╭─ Source data
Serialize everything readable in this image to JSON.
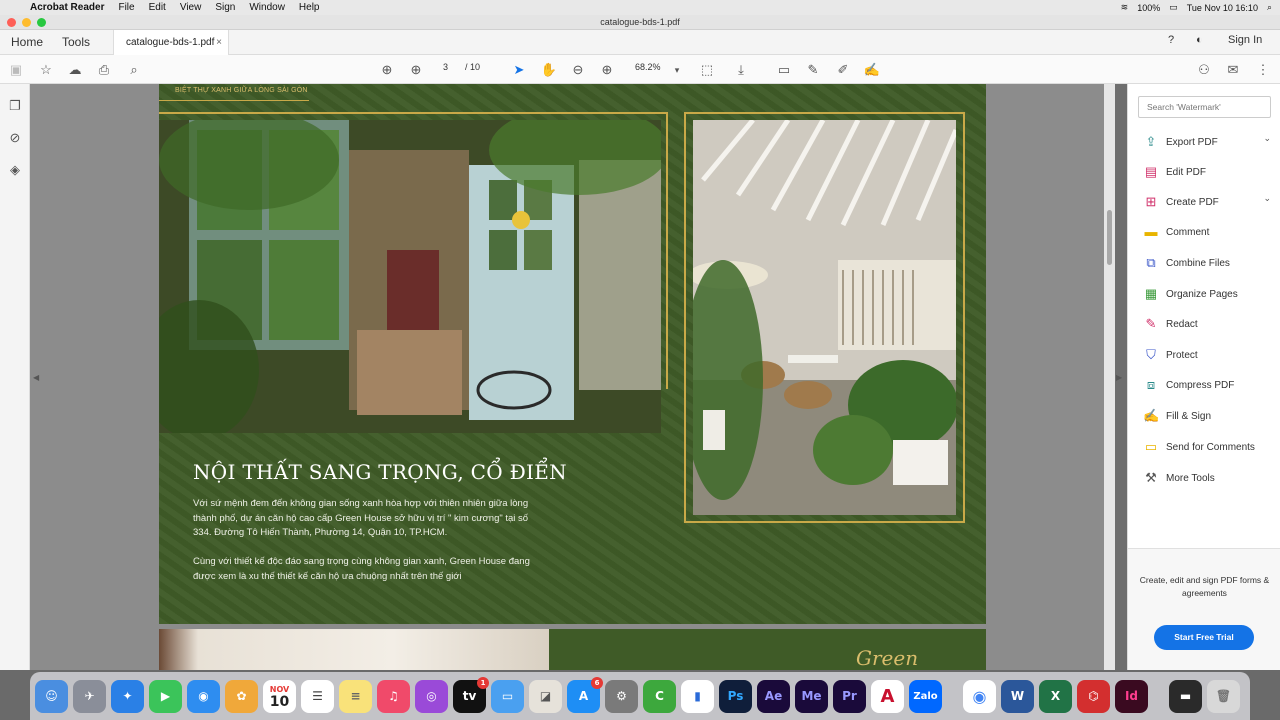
{
  "menubar": {
    "app_name": "Acrobat Reader",
    "items": [
      "File",
      "Edit",
      "View",
      "Sign",
      "Window",
      "Help"
    ],
    "battery": "100%",
    "clock": "Tue Nov 10  16:10"
  },
  "window": {
    "title": "catalogue-bds-1.pdf"
  },
  "tabs": {
    "home": "Home",
    "tools": "Tools",
    "doc_tab": "catalogue-bds-1.pdf",
    "close": "×",
    "sign_in": "Sign In"
  },
  "toolbar": {
    "page_current": "3",
    "page_total": "/ 10",
    "zoom": "68.2%"
  },
  "page": {
    "subtitle": "BIỆT THỰ XANH GIỮA LÒNG SÀI GÒN",
    "heading": "NỘI THẤT SANG TRỌNG, CỔ ĐIỂN",
    "para1": "Với sứ mệnh đem đến không gian sống xanh hòa hợp với thiên nhiên giữa lòng thành phố, dự án căn hộ cao cấp Green House sở hữu vị trí \" kim cương\" tại số 334. Đường Tô Hiến Thành, Phường 14, Quận 10, TP.HCM.",
    "para2": "Cùng với thiết kế độc đáo sang trọng cùng không gian xanh, Green House đang được xem là xu thế thiết kế căn hộ ưa chuộng nhất trên thế giới",
    "brand": "Green House"
  },
  "right_panel": {
    "search_placeholder": "Search 'Watermark'",
    "tools": [
      {
        "label": "Export PDF",
        "color": "#2a8a8a"
      },
      {
        "label": "Edit PDF",
        "color": "#d0306a"
      },
      {
        "label": "Create PDF",
        "color": "#d0306a"
      },
      {
        "label": "Comment",
        "color": "#e8b400"
      },
      {
        "label": "Combine Files",
        "color": "#3955c8"
      },
      {
        "label": "Organize Pages",
        "color": "#3a9a3a"
      },
      {
        "label": "Redact",
        "color": "#d0306a"
      },
      {
        "label": "Protect",
        "color": "#3955c8"
      },
      {
        "label": "Compress PDF",
        "color": "#2a8a8a"
      },
      {
        "label": "Fill & Sign",
        "color": "#6a3ab0"
      },
      {
        "label": "Send for Comments",
        "color": "#e8b400"
      },
      {
        "label": "More Tools",
        "color": "#555555"
      }
    ],
    "promo_text": "Create, edit and sign PDF forms & agreements",
    "trial_button": "Start Free Trial"
  },
  "dock": {
    "calendar_month": "NOV",
    "calendar_day": "10",
    "appletv_badge": "1",
    "appstore_badge": "6",
    "labels": {
      "ps": "Ps",
      "ae": "Ae",
      "me": "Me",
      "pr": "Pr",
      "zalo": "Zalo",
      "id": "Id",
      "w": "W",
      "x": "X"
    }
  }
}
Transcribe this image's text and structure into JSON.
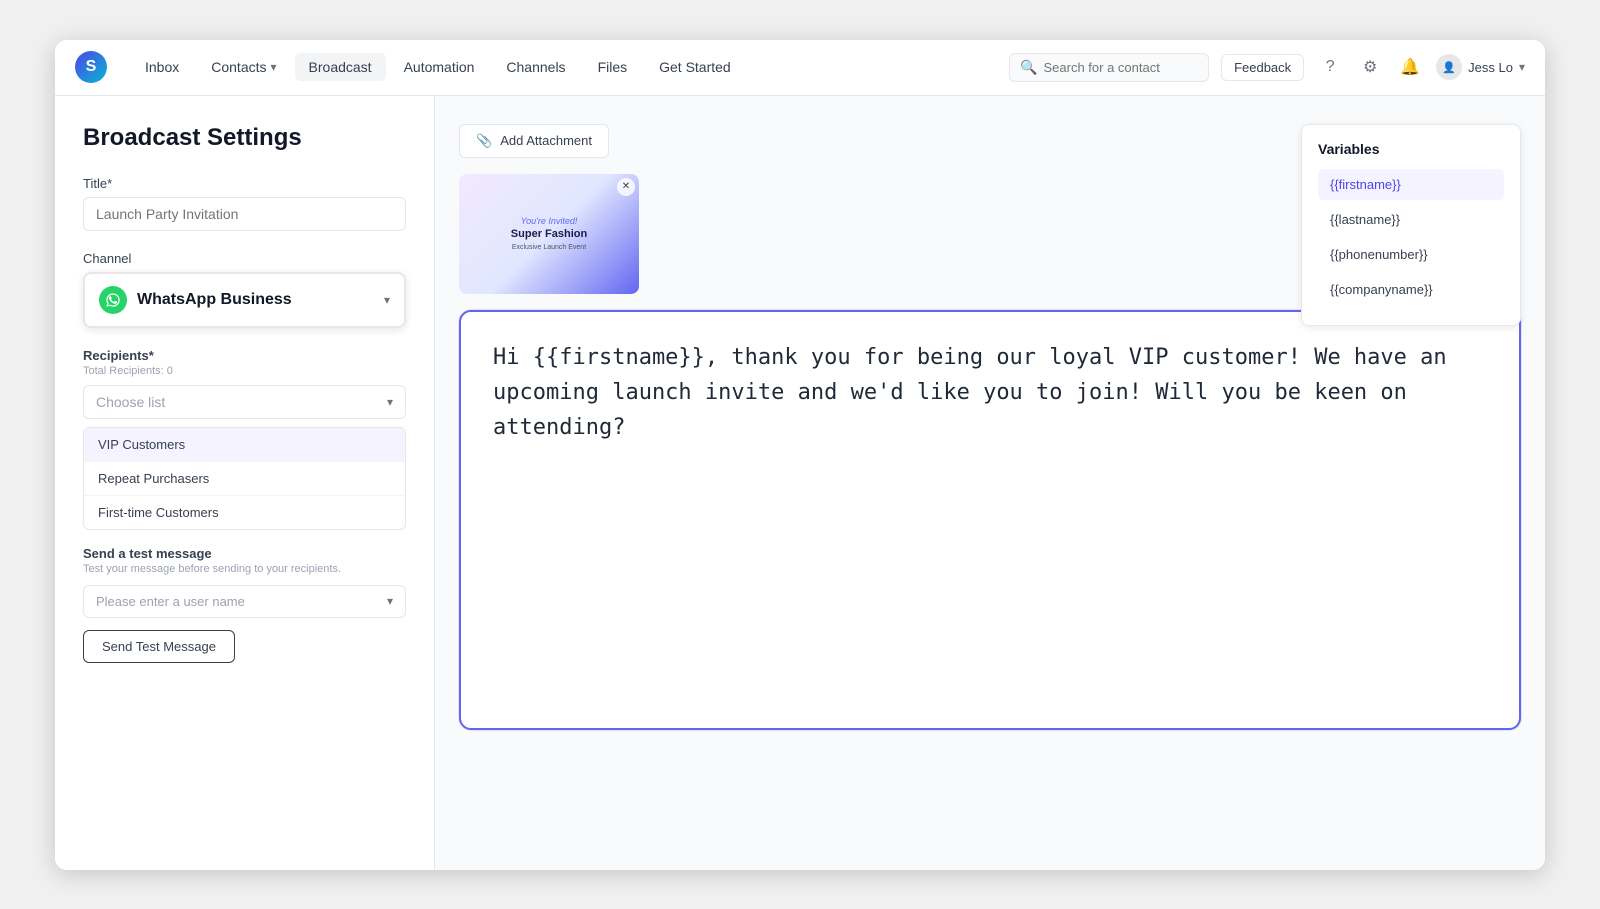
{
  "app": {
    "logo_text": "S"
  },
  "nav": {
    "items": [
      {
        "id": "inbox",
        "label": "Inbox",
        "active": false
      },
      {
        "id": "contacts",
        "label": "Contacts",
        "active": false,
        "has_dropdown": true
      },
      {
        "id": "broadcast",
        "label": "Broadcast",
        "active": true
      },
      {
        "id": "automation",
        "label": "Automation",
        "active": false
      },
      {
        "id": "channels",
        "label": "Channels",
        "active": false
      },
      {
        "id": "files",
        "label": "Files",
        "active": false
      },
      {
        "id": "get-started",
        "label": "Get Started",
        "active": false
      }
    ],
    "search_placeholder": "Search for a contact",
    "feedback_label": "Feedback",
    "user_name": "Jess Lo"
  },
  "page": {
    "title": "Broadcast Settings"
  },
  "form": {
    "title_label": "Title*",
    "title_placeholder": "Launch Party Invitation",
    "channel_label": "Channel",
    "channel_value": "WhatsApp Business",
    "recipients_label": "Recipients*",
    "recipients_sub": "Total Recipients: 0",
    "choose_list_placeholder": "Choose list",
    "list_options": [
      {
        "id": "vip",
        "label": "VIP Customers",
        "selected": true
      },
      {
        "id": "repeat",
        "label": "Repeat Purchasers",
        "selected": false
      },
      {
        "id": "firsttime",
        "label": "First-time Customers",
        "selected": false
      }
    ],
    "send_test_title": "Send a test message",
    "send_test_sub": "Test your message before sending to your recipients.",
    "user_name_placeholder": "Please enter a user name",
    "send_test_btn": "Send Test Message"
  },
  "attachment": {
    "add_btn_label": "Add Attachment",
    "preview_invited": "You're Invited!",
    "preview_title": "Super Fashion",
    "preview_sub": "Exclusive Launch Event"
  },
  "message": {
    "content": "Hi {{firstname}}, thank you for being our loyal VIP customer! We have an upcoming launch invite and we'd like you to join! Will you be keen on attending?"
  },
  "variables": {
    "title": "Variables",
    "items": [
      {
        "id": "firstname",
        "label": "{{firstname}}",
        "highlighted": true
      },
      {
        "id": "lastname",
        "label": "{{lastname}}",
        "highlighted": false
      },
      {
        "id": "phonenumber",
        "label": "{{phonenumber}}",
        "highlighted": false
      },
      {
        "id": "companyname",
        "label": "{{companyname}}",
        "highlighted": false
      }
    ]
  }
}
╰─
Copy each line in the data that holds the word "Create".

◆ Written answer:
        "label": "Create PDF",
    "promo_text": "Create, edit and sign PDF forms & agreements",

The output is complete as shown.